Where a line below holds the string "book", copy that line.

━━ Provided information ━━

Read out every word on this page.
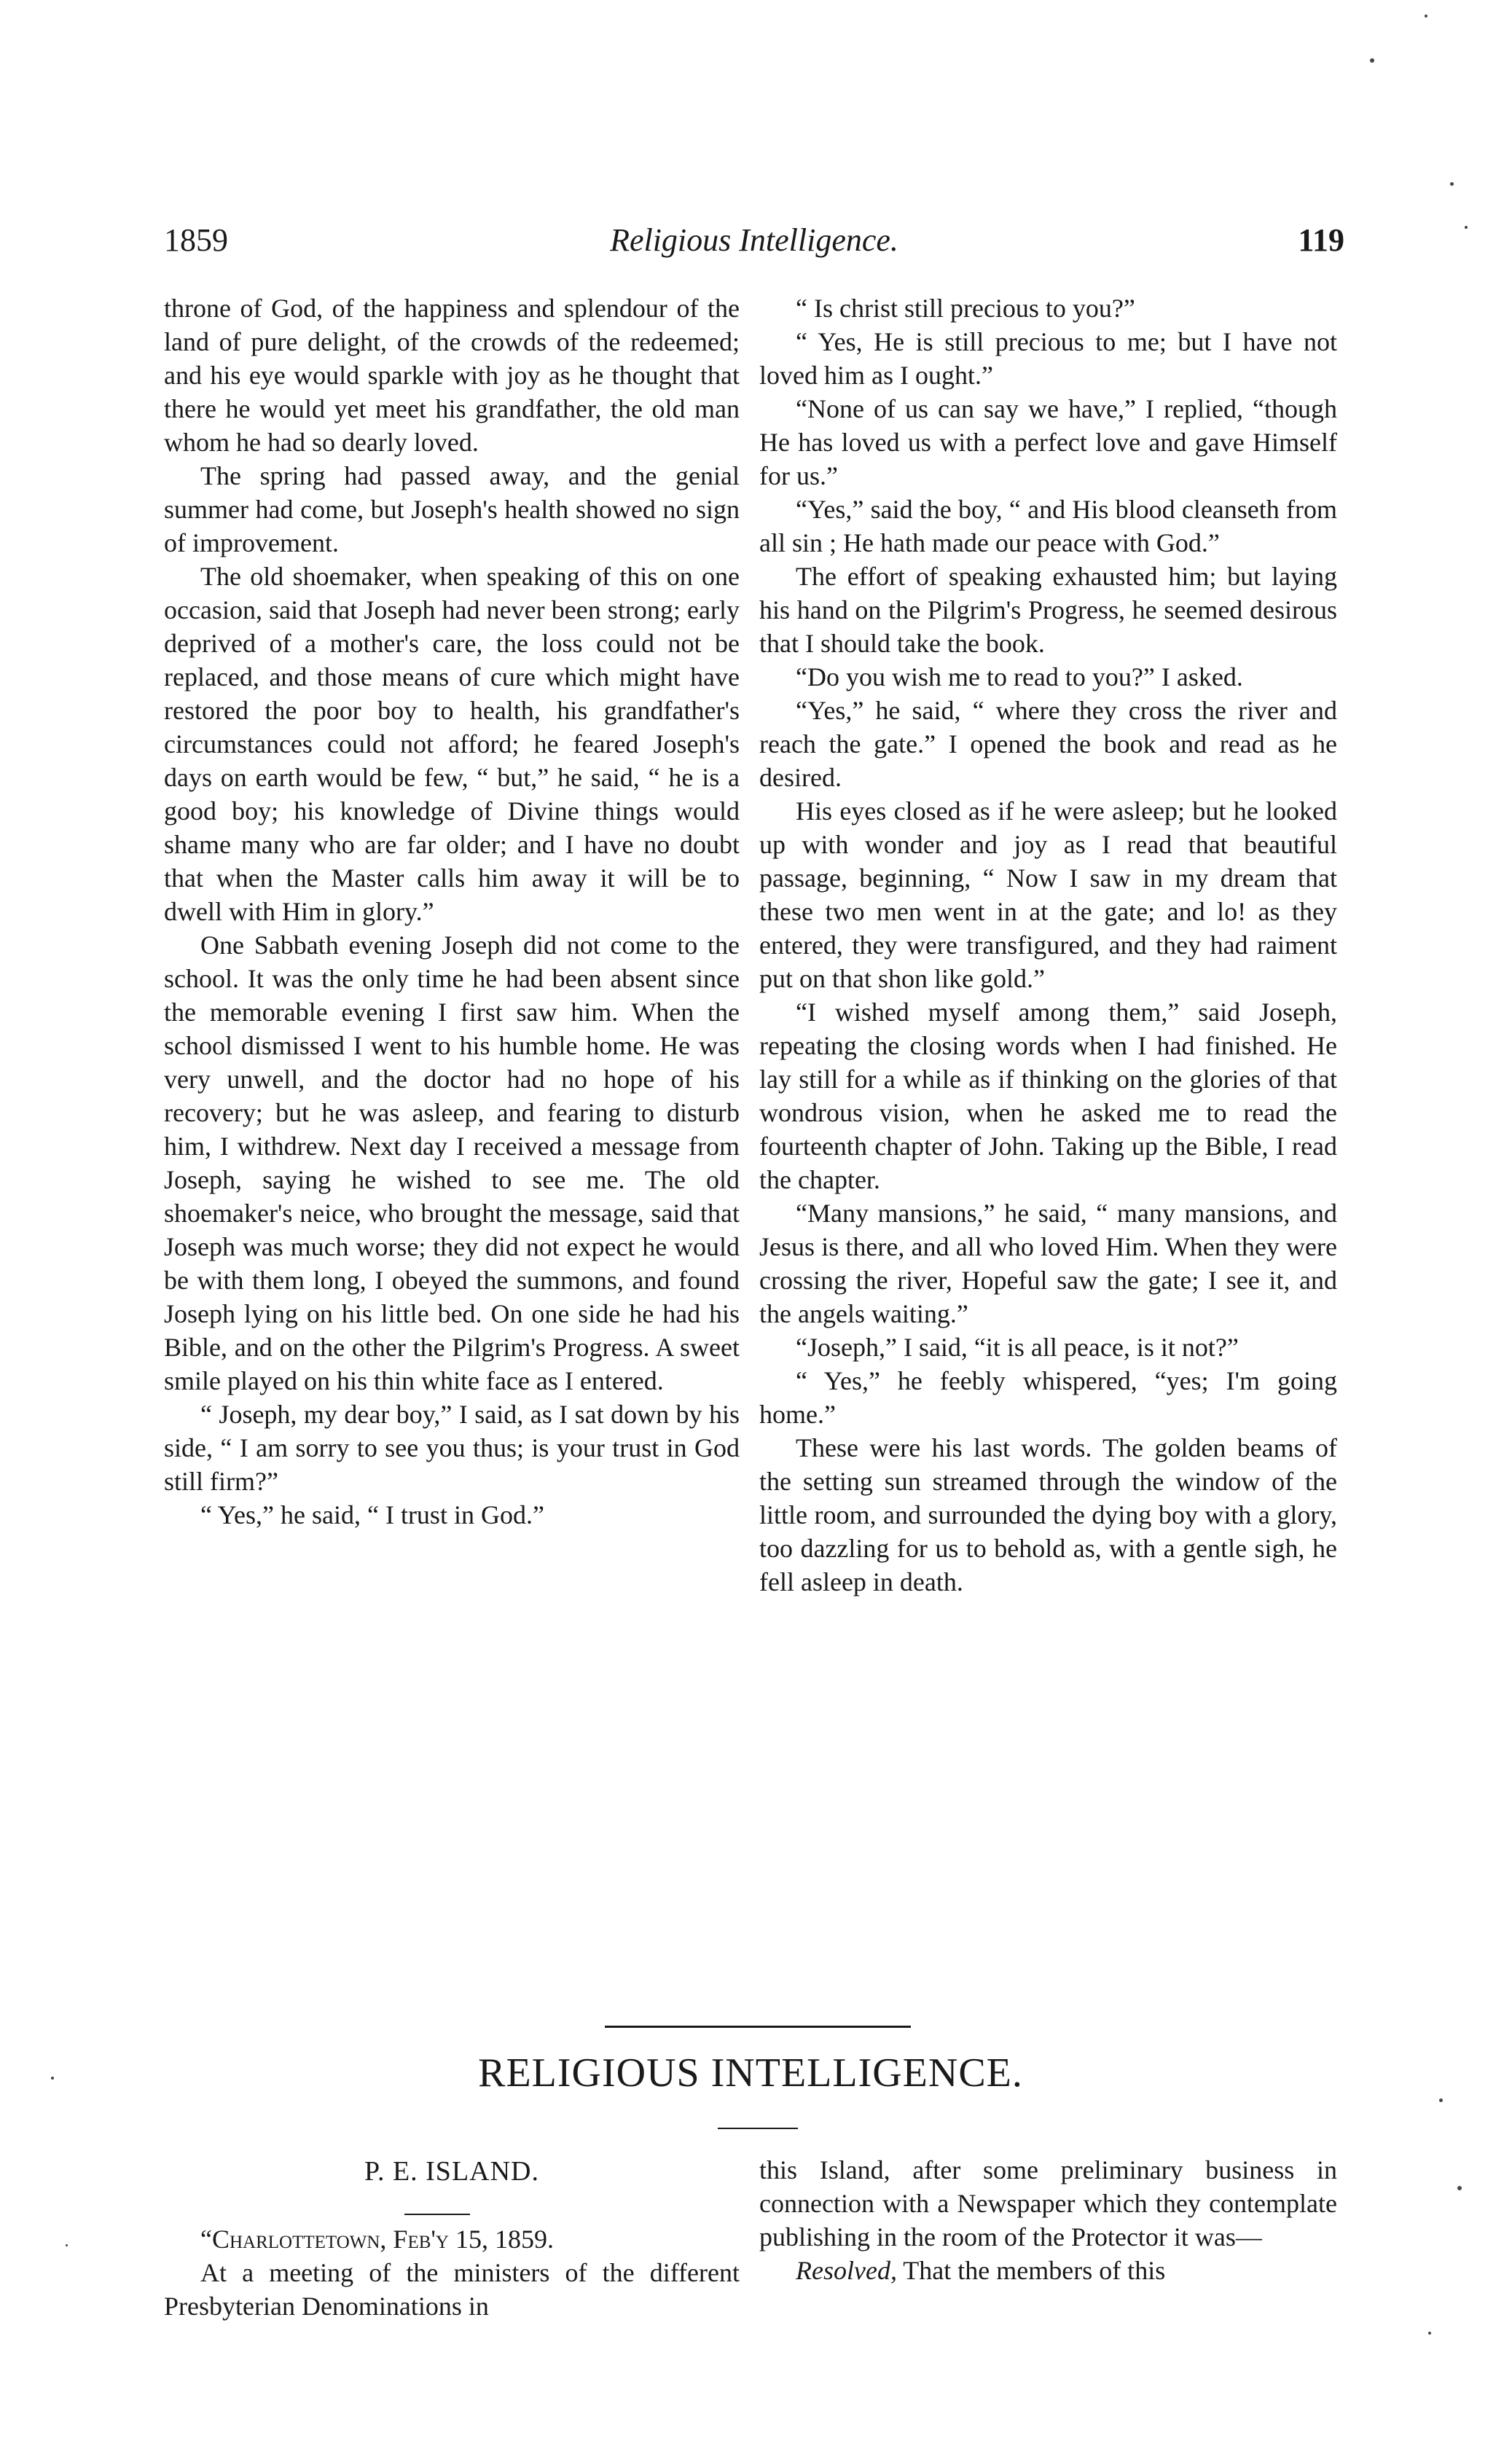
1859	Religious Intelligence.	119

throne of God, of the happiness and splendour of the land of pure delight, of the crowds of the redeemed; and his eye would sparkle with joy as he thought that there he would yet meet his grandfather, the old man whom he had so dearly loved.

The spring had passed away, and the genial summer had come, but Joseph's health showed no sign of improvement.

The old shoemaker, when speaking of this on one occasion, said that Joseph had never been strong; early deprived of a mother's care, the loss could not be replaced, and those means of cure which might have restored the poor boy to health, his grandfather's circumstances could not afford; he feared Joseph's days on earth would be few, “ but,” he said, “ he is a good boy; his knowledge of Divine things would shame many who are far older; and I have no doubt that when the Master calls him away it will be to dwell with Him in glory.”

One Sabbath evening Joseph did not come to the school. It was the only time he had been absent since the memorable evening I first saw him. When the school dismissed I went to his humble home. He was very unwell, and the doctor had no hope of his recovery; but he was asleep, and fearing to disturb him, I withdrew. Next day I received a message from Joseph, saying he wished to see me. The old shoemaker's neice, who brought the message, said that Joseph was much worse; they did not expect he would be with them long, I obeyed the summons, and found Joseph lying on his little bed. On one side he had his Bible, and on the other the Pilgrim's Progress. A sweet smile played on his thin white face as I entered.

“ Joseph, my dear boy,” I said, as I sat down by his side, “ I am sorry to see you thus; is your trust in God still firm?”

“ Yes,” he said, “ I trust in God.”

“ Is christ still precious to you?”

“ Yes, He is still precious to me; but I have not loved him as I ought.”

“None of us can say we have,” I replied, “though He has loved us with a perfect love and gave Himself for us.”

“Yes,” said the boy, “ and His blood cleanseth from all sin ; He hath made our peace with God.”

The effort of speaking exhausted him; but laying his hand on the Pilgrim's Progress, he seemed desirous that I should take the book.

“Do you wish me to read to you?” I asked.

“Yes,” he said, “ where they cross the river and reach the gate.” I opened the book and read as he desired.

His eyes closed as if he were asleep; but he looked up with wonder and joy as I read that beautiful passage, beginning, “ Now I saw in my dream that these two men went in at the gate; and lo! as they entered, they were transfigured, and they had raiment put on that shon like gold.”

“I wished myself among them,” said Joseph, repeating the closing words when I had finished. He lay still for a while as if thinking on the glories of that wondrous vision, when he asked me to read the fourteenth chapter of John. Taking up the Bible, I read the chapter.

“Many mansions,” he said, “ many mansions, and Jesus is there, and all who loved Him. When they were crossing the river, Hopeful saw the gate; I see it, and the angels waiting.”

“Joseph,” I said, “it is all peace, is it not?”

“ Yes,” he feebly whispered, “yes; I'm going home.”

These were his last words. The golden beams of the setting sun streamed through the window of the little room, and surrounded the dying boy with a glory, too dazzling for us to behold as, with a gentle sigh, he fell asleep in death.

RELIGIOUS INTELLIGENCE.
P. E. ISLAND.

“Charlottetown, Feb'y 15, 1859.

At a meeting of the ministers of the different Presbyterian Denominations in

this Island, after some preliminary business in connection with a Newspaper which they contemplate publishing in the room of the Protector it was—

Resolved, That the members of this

━━━
━━ Provided information ━━

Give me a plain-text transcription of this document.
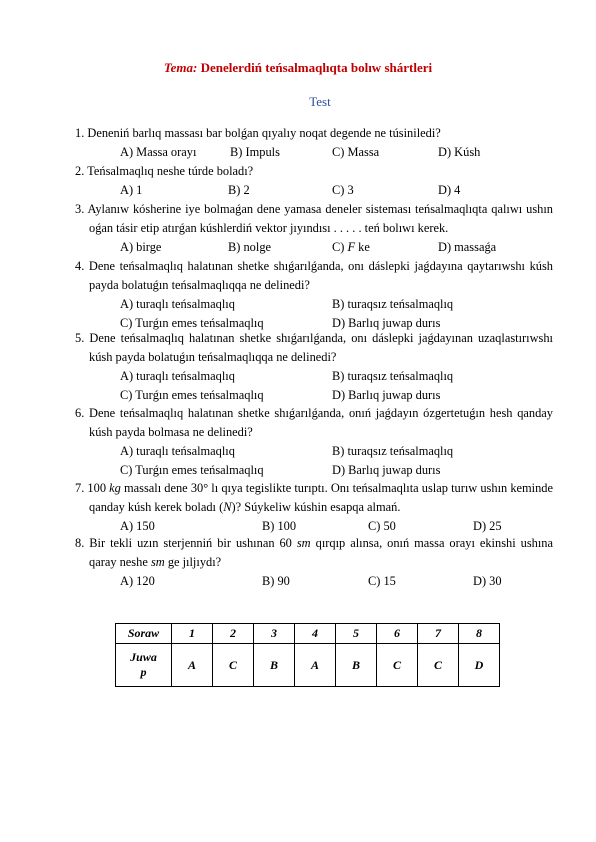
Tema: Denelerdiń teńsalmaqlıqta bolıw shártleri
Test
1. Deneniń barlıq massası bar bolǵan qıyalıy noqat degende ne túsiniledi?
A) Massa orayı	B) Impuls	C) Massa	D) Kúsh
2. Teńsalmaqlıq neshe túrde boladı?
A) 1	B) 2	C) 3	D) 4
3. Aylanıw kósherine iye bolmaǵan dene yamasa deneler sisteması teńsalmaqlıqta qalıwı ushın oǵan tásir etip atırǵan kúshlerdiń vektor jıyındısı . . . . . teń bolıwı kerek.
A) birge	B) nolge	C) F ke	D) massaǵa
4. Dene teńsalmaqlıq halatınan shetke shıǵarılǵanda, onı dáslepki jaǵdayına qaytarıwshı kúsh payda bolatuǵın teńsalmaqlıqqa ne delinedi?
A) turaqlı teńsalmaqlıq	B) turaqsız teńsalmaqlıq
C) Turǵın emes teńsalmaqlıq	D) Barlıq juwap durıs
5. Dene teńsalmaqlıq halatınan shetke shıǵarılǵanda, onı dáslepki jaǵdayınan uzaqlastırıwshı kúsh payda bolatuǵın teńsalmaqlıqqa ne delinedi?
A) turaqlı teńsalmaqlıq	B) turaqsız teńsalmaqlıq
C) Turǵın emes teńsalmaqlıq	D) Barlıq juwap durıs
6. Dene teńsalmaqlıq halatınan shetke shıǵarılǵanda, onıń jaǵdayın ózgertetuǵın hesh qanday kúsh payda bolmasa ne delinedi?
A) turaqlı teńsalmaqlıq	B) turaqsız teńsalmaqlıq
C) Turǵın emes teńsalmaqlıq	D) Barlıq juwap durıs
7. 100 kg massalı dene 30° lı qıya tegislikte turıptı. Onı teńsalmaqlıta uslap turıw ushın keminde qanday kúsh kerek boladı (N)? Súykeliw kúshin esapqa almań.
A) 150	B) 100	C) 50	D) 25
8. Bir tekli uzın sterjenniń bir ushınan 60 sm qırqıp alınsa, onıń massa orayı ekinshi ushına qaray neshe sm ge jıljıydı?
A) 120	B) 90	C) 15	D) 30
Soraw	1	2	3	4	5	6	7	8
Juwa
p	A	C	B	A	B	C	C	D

━━━

Answer to the exercise:
The effort of speaking exhausted him; but laying his hand on the Pilgrim's Progress, he seemed desirous that I should take the book.
“Yes,” he said, “ where they cross the river and reach the gate.” I opened the book and read as he desired.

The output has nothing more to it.